PIGEONS CONCEPTUALIZE

Psychologists at Harvard University (Hernstein and Loveland, 1964), have established that laboratory pigeons can use concepts in ways that have been considered uniquely human. Employing Skinnerian techniques to assess the pigeons’ ability to discriminate between different photographic slides projected on a screen, the researchers found that pigeons include under the concept of "human" both male and female humans of every race, culture, color, chronological age, and size. The pigeons also identify the back of a human head, a human hand or foot, and other parts of the human anatomy as "human," and they recognize a particular human under various "disguises" such as when the person is nude, or wears strange clothes, or is a tiny face in a large group photograph. Even more surprising, the pigeons had the concept of "man-made objects" (such as streets and buildings), "natural objects" (such as forests), and they even distinguished esoteric objects, such as equilateral triangles from other kinds of triangles.

Also, psychologists at Brown University (Blough, 1982) demonstrated that laboratory pigeons can learn to recognize each of the 25 letters of the English alphabet. Initially, the birds made the same kinds of mistakes as elementary school children— confusing C and G, and W and V.

NAVIGATIONAL INTELLIGENCE

Investigators (Griffin, 1974) were shocked to discover that migrating and homing birds find their way to their destinations by intelligently observing and integrating a variety of subtle information cues in nature which may include the apparent movement of the sun, stars, visual landmarks, the earth’s magnetic field, infrasounds, subtle orders, wind direction and cloud movements. Also surprising was the discovery that birds of the same species use different sources of information to navigate to the same destination and the same bird may use one informational source at one time and switch to another source at another time.

The evidence for the awareness and intelligence of birds provided by "hard" data (from experimental or laboratory studies) is corroborated by naturalistic investigations, especially when the investigators formed personal bonds or had friendly relations with birds. Here are two examples:

HUMAN-OWL FRIENDS

Bernd Heinrich, a professor of zoology at the University of Vermont, rescued a fallen nestling horned owl, whom he found buried in the snow following a late-spring snowstorm. He nursed the young owl back to health and guided him to the point where the owl could survive on his own. During three summers, the male owl spent part of his time in Professor Heinrich’s log cabin and most of his time in the surrounding woods. A close relationship with intimate play, enjoyment and subtle verbal and nonverbal communication developed between Heinrich and this rescued owl in spite of the consensus among ornithologists that great horned owls are "fierce, defiant and untamable, even when young" (Heinrich, 1987).

Professor Heinrich’s field notes contain many entries directly contradicting accepted notions of what is possible in human-avian interactions. For instance:

"Bubo (the owl) wakes me at 4:34 AM, by drumming on the window beside my ear. He joins me for breakfast, sharing some of my pancake...He hops onto the back of my chair, making his friendly grunts while I caress his head, and he nibbles [affectionately] on my fingers endlessly." (Heinrich, 1987)

"He plays rough, and so do I, but eventually he tires of it and lies down on my arms. Looking at the clock I see that we have played for one and a half hours. It seemed shorter than that... When I come back to the cabin he now always comes down from his sleeping perch to play.... Bubo comes to me and hops onto my leg. For a half hour we nuzzle, tickle and caress." (Heinrich, 1987)

**REQUIRED TASK 1**
Please repeat the passage on bird intelligence, starting at "Investigators (Griffin, 1974)" and ending at "at another time.", but switch "Investigators" to "Researchers".

**DATASET ROWS**
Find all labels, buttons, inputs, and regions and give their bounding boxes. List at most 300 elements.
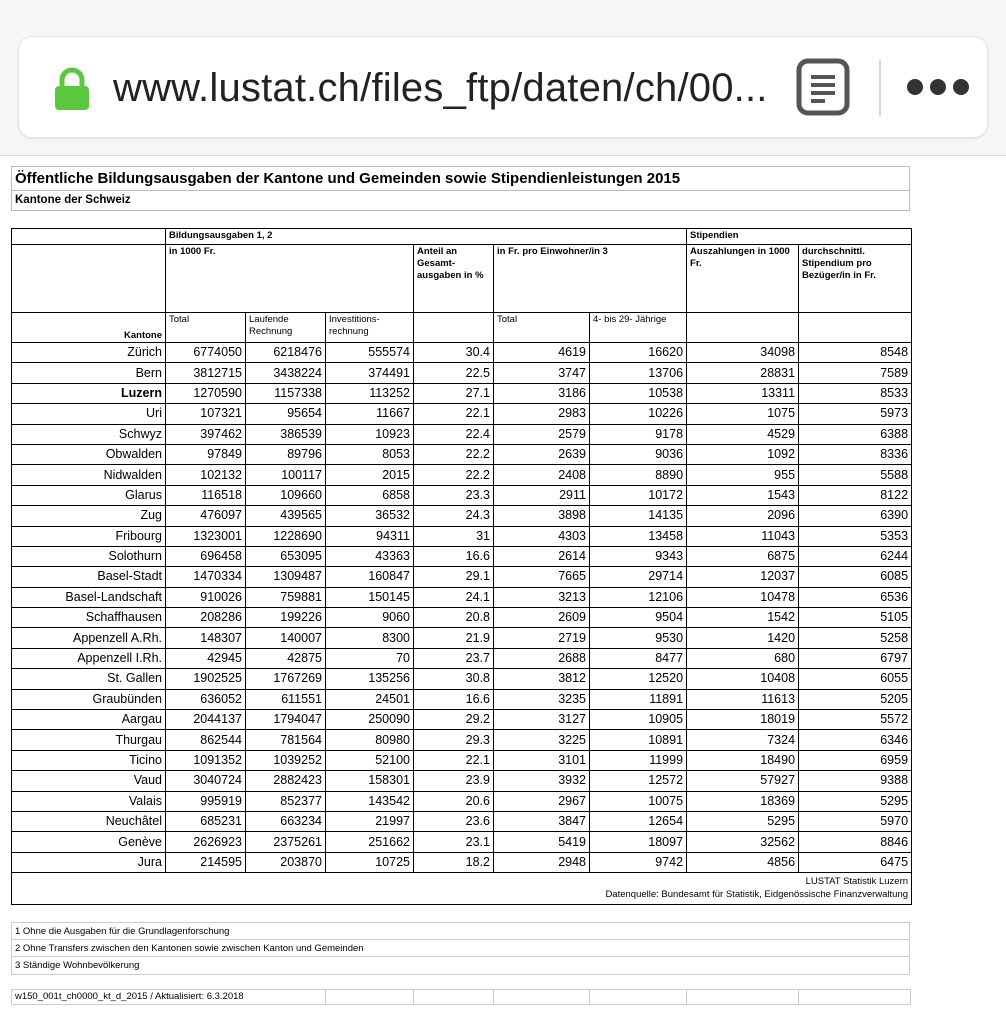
table-cell: 1092 xyxy=(687,444,799,464)
table-cell: 89796 xyxy=(246,444,326,464)
table-cell: 8533 xyxy=(799,383,912,403)
table-cell: 18490 xyxy=(687,750,799,770)
canton-name: Solothurn xyxy=(12,546,166,566)
table-cell: 8300 xyxy=(326,628,414,648)
table-cell: 1323001 xyxy=(166,526,246,546)
table-cell: 995919 xyxy=(166,791,246,811)
table-cell: 5353 xyxy=(799,526,912,546)
table-cell: 11043 xyxy=(687,526,799,546)
canton-name: Aargau xyxy=(12,710,166,730)
table-cell: 2408 xyxy=(494,465,590,485)
table-cell: 8477 xyxy=(590,648,687,668)
table-cell: 42875 xyxy=(246,648,326,668)
table-cell: 109660 xyxy=(246,485,326,505)
file-info-cell xyxy=(326,990,414,1004)
canton-name: Zug xyxy=(12,506,166,526)
table-cell: 397462 xyxy=(166,424,246,444)
table-cell: 9036 xyxy=(590,444,687,464)
canton-name: Thurgau xyxy=(12,730,166,750)
table-cell: 2614 xyxy=(494,546,590,566)
source-datenquelle: Datenquelle: Bundesamt für Statistik, Eidgenössische Finanzverwaltung xyxy=(605,889,909,901)
table-cell: 9742 xyxy=(590,852,687,872)
table-cell: 9504 xyxy=(590,608,687,628)
table-cell: 3186 xyxy=(494,383,590,403)
table-cell: 7665 xyxy=(494,567,590,587)
table-row xyxy=(12,710,912,730)
table-cell: 143542 xyxy=(326,791,414,811)
table-cell: 21997 xyxy=(326,811,414,831)
canton-name: Glarus xyxy=(12,485,166,505)
table-cell: 8890 xyxy=(590,465,687,485)
table-cell: 24.3 xyxy=(414,506,494,526)
canton-name: St. Gallen xyxy=(12,669,166,689)
table-cell: 4856 xyxy=(687,852,799,872)
table-cell: 113252 xyxy=(326,383,414,403)
table-row xyxy=(12,444,912,464)
table-cell: 5105 xyxy=(799,608,912,628)
footnotes xyxy=(11,922,910,975)
table-cell: 23.6 xyxy=(414,811,494,831)
table-cell: 374491 xyxy=(326,363,414,383)
table-cell: 199226 xyxy=(246,608,326,628)
table-cell: 7589 xyxy=(799,363,912,383)
table-cell: 852377 xyxy=(246,791,326,811)
table-cell: 43363 xyxy=(326,546,414,566)
canton-name: Jura xyxy=(12,852,166,872)
canton-name: Genève xyxy=(12,832,166,852)
table-cell: 1470334 xyxy=(166,567,246,587)
table-cell: 10905 xyxy=(590,710,687,730)
table-cell: 28831 xyxy=(687,363,799,383)
table-cell: 1794047 xyxy=(246,710,326,730)
table-cell: 5295 xyxy=(687,811,799,831)
table-cell: 30.4 xyxy=(414,343,494,363)
table-cell: 1309487 xyxy=(246,567,326,587)
canton-name: Uri xyxy=(12,404,166,424)
table-cell: 555574 xyxy=(326,343,414,363)
canton-name: Graubünden xyxy=(12,689,166,709)
table-cell: 11999 xyxy=(590,750,687,770)
table-row xyxy=(12,506,912,526)
table-cell: 8053 xyxy=(326,444,414,464)
table-cell: 6218476 xyxy=(246,343,326,363)
page-subtitle: Kantone der Schweiz xyxy=(15,194,131,206)
table-cell: 102132 xyxy=(166,465,246,485)
table-cell: 23.1 xyxy=(414,832,494,852)
table-cell: 1767269 xyxy=(246,669,326,689)
table-cell: 653095 xyxy=(246,546,326,566)
table-cell: 476097 xyxy=(166,506,246,526)
canton-name: Appenzell A.Rh. xyxy=(12,628,166,648)
table-cell: 23.9 xyxy=(414,771,494,791)
table-cell: 11891 xyxy=(590,689,687,709)
table-cell: 6959 xyxy=(799,750,912,770)
table-cell: 10538 xyxy=(590,383,687,403)
canton-name: Luzern xyxy=(12,383,166,403)
table-cell: 208286 xyxy=(166,608,246,628)
table-cell: 12520 xyxy=(590,669,687,689)
table-cell: 34098 xyxy=(687,343,799,363)
table-cell: 8336 xyxy=(799,444,912,464)
table-cell: 5588 xyxy=(799,465,912,485)
table-row xyxy=(12,689,912,709)
table-cell: 18369 xyxy=(687,791,799,811)
table-cell: 11613 xyxy=(687,689,799,709)
table-row xyxy=(12,669,912,689)
table-cell: 16.6 xyxy=(414,689,494,709)
table-cell: 6774050 xyxy=(166,343,246,363)
table-cell: 696458 xyxy=(166,546,246,566)
table-cell: 13458 xyxy=(590,526,687,546)
table-cell: 3127 xyxy=(494,710,590,730)
table-cell: 9530 xyxy=(590,628,687,648)
file-info-cell xyxy=(494,990,590,1004)
table-cell: 3747 xyxy=(494,363,590,383)
table-cell: 9388 xyxy=(799,771,912,791)
footnote-1: 1 Ohne die Ausgaben für die Grundlagenforschung xyxy=(12,923,909,940)
table-cell: 636052 xyxy=(166,689,246,709)
table-cell: 80980 xyxy=(326,730,414,750)
table-cell: 160847 xyxy=(326,567,414,587)
table-cell: 781564 xyxy=(246,730,326,750)
table-cell: 57927 xyxy=(687,771,799,791)
table-row xyxy=(12,587,912,607)
table-cell: 6858 xyxy=(326,485,414,505)
table-cell: 6390 xyxy=(799,506,912,526)
canton-name: Obwalden xyxy=(12,444,166,464)
canton-name: Valais xyxy=(12,791,166,811)
table-cell: 116518 xyxy=(166,485,246,505)
table-cell: 22.4 xyxy=(414,424,494,444)
table-cell: 22.1 xyxy=(414,404,494,424)
table-cell: 36532 xyxy=(326,506,414,526)
table-cell: 2579 xyxy=(494,424,590,444)
table-cell: 29.3 xyxy=(414,730,494,750)
table-row xyxy=(12,383,912,403)
table-cell: 1270590 xyxy=(166,383,246,403)
file-info-cell xyxy=(414,990,494,1004)
table-cell: 6055 xyxy=(799,669,912,689)
table-row xyxy=(12,404,912,424)
footnote-2: 2 Ohne Transfers zwischen den Kantonen sowie zwischen Kanton und Gemeinden xyxy=(12,940,909,957)
table-cell: 3438224 xyxy=(246,363,326,383)
table-cell: 2882423 xyxy=(246,771,326,791)
table-cell: 135256 xyxy=(326,669,414,689)
header-anteil: Anteil an Gesamt- ausgaben in % xyxy=(414,245,494,313)
table-row xyxy=(12,791,912,811)
table-cell: 3101 xyxy=(494,750,590,770)
table-cell: 2044137 xyxy=(166,710,246,730)
table-row xyxy=(12,608,912,628)
table-cell: 10172 xyxy=(590,485,687,505)
table-cell: 6875 xyxy=(687,546,799,566)
footnote-3: 3 Ständige Wohnbevölkerung xyxy=(15,960,140,971)
table-cell: 3898 xyxy=(494,506,590,526)
table-row xyxy=(12,465,912,485)
table-cell: 22.2 xyxy=(414,444,494,464)
table-row xyxy=(12,424,912,444)
header-group-stipendien: Stipendien xyxy=(687,229,912,245)
table-cell: 150145 xyxy=(326,587,414,607)
table-cell: 1075 xyxy=(687,404,799,424)
table-cell: 24501 xyxy=(326,689,414,709)
header-laufende: Laufende Rechnung xyxy=(246,313,326,343)
table-cell: 251662 xyxy=(326,832,414,852)
canton-name: Schaffhausen xyxy=(12,608,166,628)
table-cell: 2609 xyxy=(494,608,590,628)
table-cell: 203870 xyxy=(246,852,326,872)
table-cell: 1902525 xyxy=(166,669,246,689)
table-cell: 9060 xyxy=(326,608,414,628)
table-cell: 24.1 xyxy=(414,587,494,607)
table-cell: 1420 xyxy=(687,628,799,648)
table-cell: 3225 xyxy=(494,730,590,750)
table-cell: 2948 xyxy=(494,852,590,872)
header-empty-stip xyxy=(799,313,912,343)
header-stipendium: durchschnittl. Stipendium pro Bezüger/in in Fr. xyxy=(799,245,912,313)
table-cell: 955 xyxy=(687,465,799,485)
table-cell: 148307 xyxy=(166,628,246,648)
reader-mode-icon[interactable] xyxy=(795,57,851,117)
table-row xyxy=(12,648,912,668)
table-cell: 29.2 xyxy=(414,710,494,730)
table-cell: 23.7 xyxy=(414,648,494,668)
table-cell: 6536 xyxy=(799,587,912,607)
table-cell: 10075 xyxy=(590,791,687,811)
table-cell: 10226 xyxy=(590,404,687,424)
table-cell: 12037 xyxy=(687,567,799,587)
table-cell: 7324 xyxy=(687,730,799,750)
table-cell: 5205 xyxy=(799,689,912,709)
table-cell: 4303 xyxy=(494,526,590,546)
table-cell: 3812715 xyxy=(166,363,246,383)
table-cell: 5295 xyxy=(799,791,912,811)
table-cell: 12106 xyxy=(590,587,687,607)
table-cell: 5419 xyxy=(494,832,590,852)
page-title: Öffentliche Bildungsausgaben der Kantone und Gemeinden sowie Stipendienleistungen 2015 xyxy=(12,167,909,191)
table-cell: 5970 xyxy=(799,811,912,831)
table-cell: 52100 xyxy=(326,750,414,770)
table-cell: 13311 xyxy=(687,383,799,403)
table-cell: 1228690 xyxy=(246,526,326,546)
canton-name: Zürich xyxy=(12,343,166,363)
header-empty-aus xyxy=(687,313,799,343)
canton-name: Neuchâtel xyxy=(12,811,166,831)
table-cell: 20.6 xyxy=(414,791,494,811)
file-info-cell xyxy=(590,990,687,1004)
table-cell: 2983 xyxy=(494,404,590,424)
table-cell: 20.8 xyxy=(414,608,494,628)
header-age: 4- bis 29- Jährige xyxy=(590,313,687,343)
header-invest: Investitions- rechnung xyxy=(326,313,414,343)
table-row xyxy=(12,485,912,505)
table-cell: 4529 xyxy=(687,424,799,444)
table-cell: 2626923 xyxy=(166,832,246,852)
table-cell: 2967 xyxy=(494,791,590,811)
table-cell: 18097 xyxy=(590,832,687,852)
table-cell: 910026 xyxy=(166,587,246,607)
table-cell: 6475 xyxy=(799,852,912,872)
table-cell: 22.5 xyxy=(414,363,494,383)
table-cell: 2375261 xyxy=(246,832,326,852)
table-cell: 759881 xyxy=(246,587,326,607)
table-cell: 13706 xyxy=(590,363,687,383)
table-cell: 2015 xyxy=(326,465,414,485)
table-cell: 95654 xyxy=(246,404,326,424)
table-cell: 3040724 xyxy=(166,771,246,791)
table-row xyxy=(12,771,912,791)
file-info: w150_001t_ch0000_kt_d_2015 / Aktualisiert: 6.3.2018 xyxy=(12,990,326,1004)
table-cell: 6346 xyxy=(799,730,912,750)
table-row xyxy=(12,546,912,566)
table-cell: 3932 xyxy=(494,771,590,791)
header-auszahlungen: Auszahlungen in 1000 Fr. xyxy=(687,245,799,313)
table-cell: 18019 xyxy=(687,710,799,730)
table-cell: 1543 xyxy=(687,485,799,505)
table-cell: 2911 xyxy=(494,485,590,505)
url-text[interactable]: www.lustat.ch/files_ftp/daten/ch/00... xyxy=(113,66,768,110)
table-cell: 2639 xyxy=(494,444,590,464)
canton-name: Basel-Stadt xyxy=(12,567,166,587)
table-cell: 8122 xyxy=(799,485,912,505)
table-cell: 680 xyxy=(687,648,799,668)
table-cell: 2096 xyxy=(687,506,799,526)
table-cell: 8846 xyxy=(799,832,912,852)
table-cell: 30.8 xyxy=(414,669,494,689)
table-cell: 4619 xyxy=(494,343,590,363)
table-cell: 1039252 xyxy=(246,750,326,770)
table-cell: 685231 xyxy=(166,811,246,831)
source-cell xyxy=(12,873,912,905)
table-cell: 386539 xyxy=(246,424,326,444)
header-total: Total xyxy=(166,313,246,343)
table-cell: 22.1 xyxy=(414,750,494,770)
lock-icon xyxy=(53,67,91,111)
table-cell: 5973 xyxy=(799,404,912,424)
table-cell: 663234 xyxy=(246,811,326,831)
table-cell: 27.1 xyxy=(414,383,494,403)
table-row xyxy=(12,750,912,770)
table-cell: 10725 xyxy=(326,852,414,872)
table-cell: 3235 xyxy=(494,689,590,709)
table-cell: 6085 xyxy=(799,567,912,587)
table-cell: 32562 xyxy=(687,832,799,852)
file-info-cell xyxy=(799,990,910,1004)
table-cell: 3812 xyxy=(494,669,590,689)
table-cell: 8548 xyxy=(799,343,912,363)
canton-name: Schwyz xyxy=(12,424,166,444)
table-cell: 16620 xyxy=(590,343,687,363)
table-cell: 214595 xyxy=(166,852,246,872)
spreadsheet-view xyxy=(0,157,1006,1024)
data-table xyxy=(11,228,912,905)
table-row xyxy=(12,567,912,587)
table-row xyxy=(12,343,912,363)
table-cell: 158301 xyxy=(326,771,414,791)
header-blank xyxy=(12,229,166,245)
table-cell: 12654 xyxy=(590,811,687,831)
header-total-2: Total xyxy=(494,313,590,343)
table-row xyxy=(12,526,912,546)
table-cell: 21.9 xyxy=(414,628,494,648)
header-unit: in 1000 Fr. xyxy=(166,245,414,313)
table-cell: 5258 xyxy=(799,628,912,648)
header-blank-2 xyxy=(12,245,166,313)
table-cell: 1542 xyxy=(687,608,799,628)
canton-name: Fribourg xyxy=(12,526,166,546)
table-cell: 611551 xyxy=(246,689,326,709)
table-cell: 70 xyxy=(326,648,414,668)
table-cell: 12572 xyxy=(590,771,687,791)
table-cell: 14135 xyxy=(590,506,687,526)
table-cell: 11667 xyxy=(326,404,414,424)
table-row xyxy=(12,852,912,872)
table-cell: 29714 xyxy=(590,567,687,587)
canton-name: Basel-Landschaft xyxy=(12,587,166,607)
title-box xyxy=(11,166,910,211)
table-cell: 6797 xyxy=(799,648,912,668)
table-cell: 10923 xyxy=(326,424,414,444)
header-kantone: Kantone xyxy=(12,313,166,343)
table-cell: 10408 xyxy=(687,669,799,689)
table-cell: 22.2 xyxy=(414,465,494,485)
browser-toolbar xyxy=(0,0,1006,156)
table-cell: 23.3 xyxy=(414,485,494,505)
table-body xyxy=(12,343,912,873)
table-cell: 97849 xyxy=(166,444,246,464)
file-info-row xyxy=(11,989,911,1005)
more-dots-icon[interactable] xyxy=(903,71,973,103)
toolbar-separator xyxy=(879,59,881,117)
table-cell: 9178 xyxy=(590,424,687,444)
file-info-cell xyxy=(687,990,799,1004)
table-row xyxy=(12,832,912,852)
table-cell: 107321 xyxy=(166,404,246,424)
table-cell: 16.6 xyxy=(414,546,494,566)
canton-name: Bern xyxy=(12,363,166,383)
table-row xyxy=(12,363,912,383)
table-cell: 100117 xyxy=(246,465,326,485)
table-cell: 18.2 xyxy=(414,852,494,872)
table-cell: 10478 xyxy=(687,587,799,607)
header-per-capita: in Fr. pro Einwohner/in 3 xyxy=(494,245,687,313)
table-cell: 140007 xyxy=(246,628,326,648)
source-lustat: LUSTAT Statistik Luzern xyxy=(805,876,909,888)
table-cell: 94311 xyxy=(326,526,414,546)
table-cell: 5572 xyxy=(799,710,912,730)
table-cell: 250090 xyxy=(326,710,414,730)
table-cell: 2688 xyxy=(494,648,590,668)
canton-name: Nidwalden xyxy=(12,465,166,485)
table-cell: 2719 xyxy=(494,628,590,648)
table-cell: 9343 xyxy=(590,546,687,566)
table-cell: 29.1 xyxy=(414,567,494,587)
table-row xyxy=(12,628,912,648)
table-cell: 862544 xyxy=(166,730,246,750)
table-cell: 31 xyxy=(414,526,494,546)
table-cell: 439565 xyxy=(246,506,326,526)
table-cell: 3213 xyxy=(494,587,590,607)
header-group-bildung: Bildungsausgaben 1, 2 xyxy=(166,229,687,245)
table-cell: 3847 xyxy=(494,811,590,831)
canton-name: Appenzell I.Rh. xyxy=(12,648,166,668)
address-bar[interactable] xyxy=(18,36,988,138)
table-row xyxy=(12,811,912,831)
table-cell: 1157338 xyxy=(246,383,326,403)
table-cell: 10891 xyxy=(590,730,687,750)
header-empty-anteil xyxy=(414,313,494,343)
table-cell: 42945 xyxy=(166,648,246,668)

**REQUIRED TASK 2**
Pull out each line of the records that contains the string "interactable".

**TASK RESULT 1**
Researchers (Griffin, 1974) were shocked to discover that migrating and homing birds find their way to their destinations by intelligently observing and integrating a variety of subtle information cues in nature which may include the apparent movement of the sun, stars, visual landmarks, the earth’s magnetic field, infrasounds, subtle orders, wind direction and cloud movements. Also surprising was the discovery that birds of the same species use different sources of information to navigate to the same destination and the same bird may use one informational source at one time and switch to another source at another time.

**TASK RESULT 2**
reader-mode-icon[interactable] xyxy=(795,57,851,117)
url-text[interactable]: www.lustat.ch/files_ftp/daten/ch/00... xyxy=(113,66,768,110)
more-dots-icon[interactable] xyxy=(903,71,973,103)
address-bar[interactable] xyxy=(18,36,988,138)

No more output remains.